• **WHAT YOU SHOULD DO**: Please copy each line of the listing below in which the word "skóry" appears.

╭──

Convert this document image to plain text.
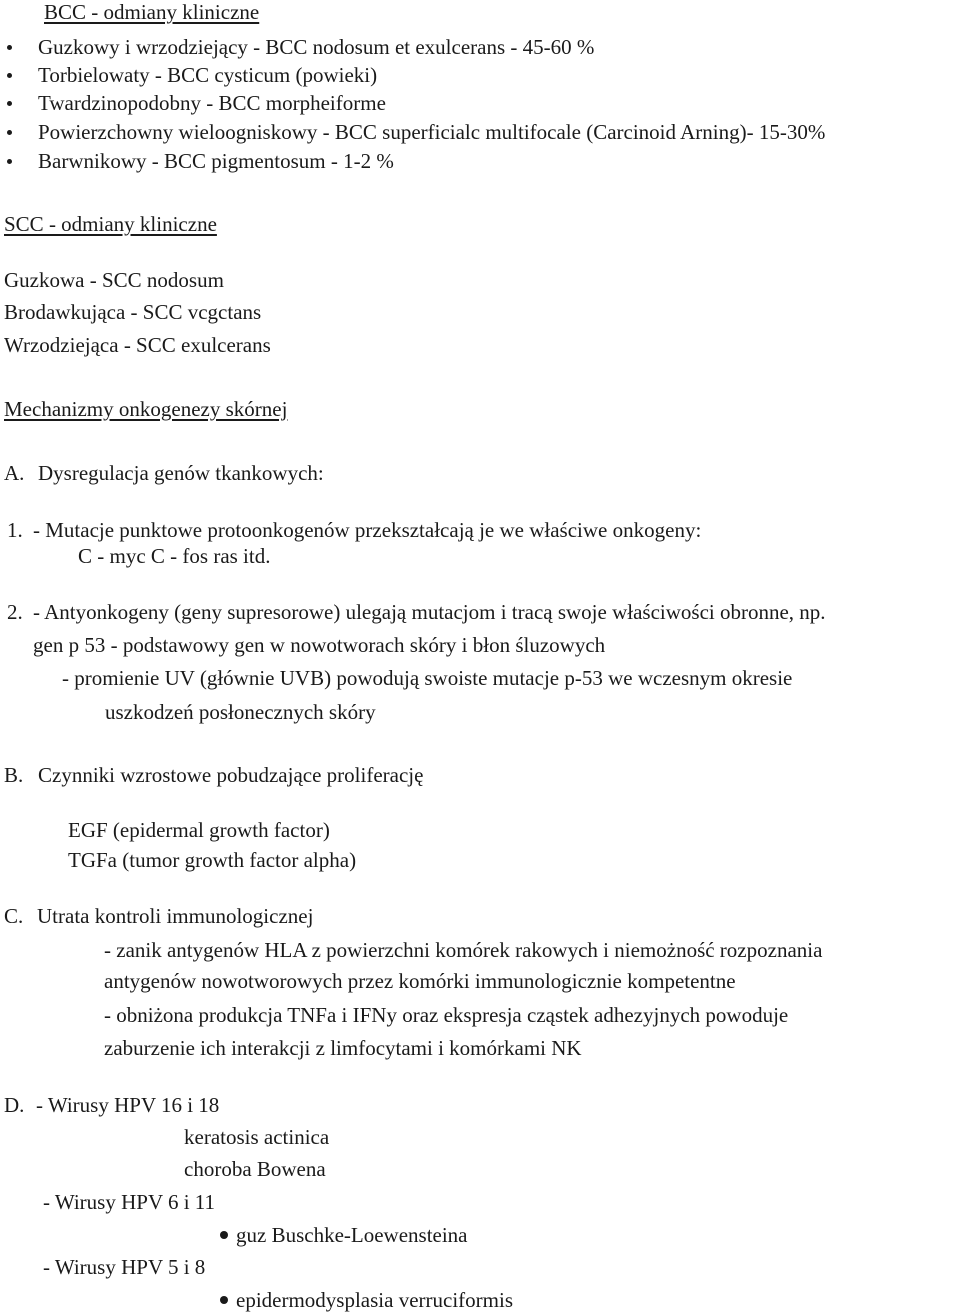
BCC - odmiany kliniczne
Guzkowy i wrzodziejący - BCC nodosum et exulcerans - 45-60 %
Torbielowaty - BCC cysticum (powieki)
Twardzinopodobny - BCC morpheiforme
Powierzchowny wieloogniskowy - BCC superficialc multifocale (Carcinoid Arning)- 15-30%
Barwnikowy - BCC pigmentosum - 1-2 %
SCC - odmiany kliniczne
Guzkowa - SCC nodosum
Brodawkująca - SCC vcgctans
Wrzodziejąca - SCC exulcerans
Mechanizmy onkogenezy skórnej
A. Dysregulacja genów tkankowych:
1. - Mutacje punktowe protoonkogenów przekształcają je we właściwe onkogeny:
C - myc C - fos ras itd.
2. - Antyonkogeny (geny supresorowe) ulegają mutacjom i tracą swoje właściwości obronne, np.
gen p 53 - podstawowy gen w nowotworach skóry i błon śluzowych
- promienie UV (głównie UVB) powodują swoiste mutacje p-53 we wczesnym okresie
uszkodzeń posłonecznych skóry
B. Czynniki wzrostowe pobudzające proliferację
EGF (epidermal growth factor)
TGFa (tumor growth factor alpha)
C. Utrata kontroli immunologicznej
- zanik antygenów HLA z powierzchni komórek rakowych i niemożność rozpoznania
antygenów nowotworowych przez komórki immunologicznie kompetentne
- obniżona produkcja TNFa i IFNy oraz ekspresja cząstek adhezyjnych powoduje
zaburzenie ich interakcji z limfocytami i komórkami NK
D. - Wirusy HPV 16 i 18
keratosis actinica
choroba Bowena
- Wirusy HPV 6 i 11
guz Buschke-Loewensteina
- Wirusy HPV 5 i 8
epidermodysplasia verruciformis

╰──

• **THE COMPLETED TASK**:
gen p 53 - podstawowy gen w nowotworach skóry i błon śluzowych
uszkodzeń posłonecznych skóry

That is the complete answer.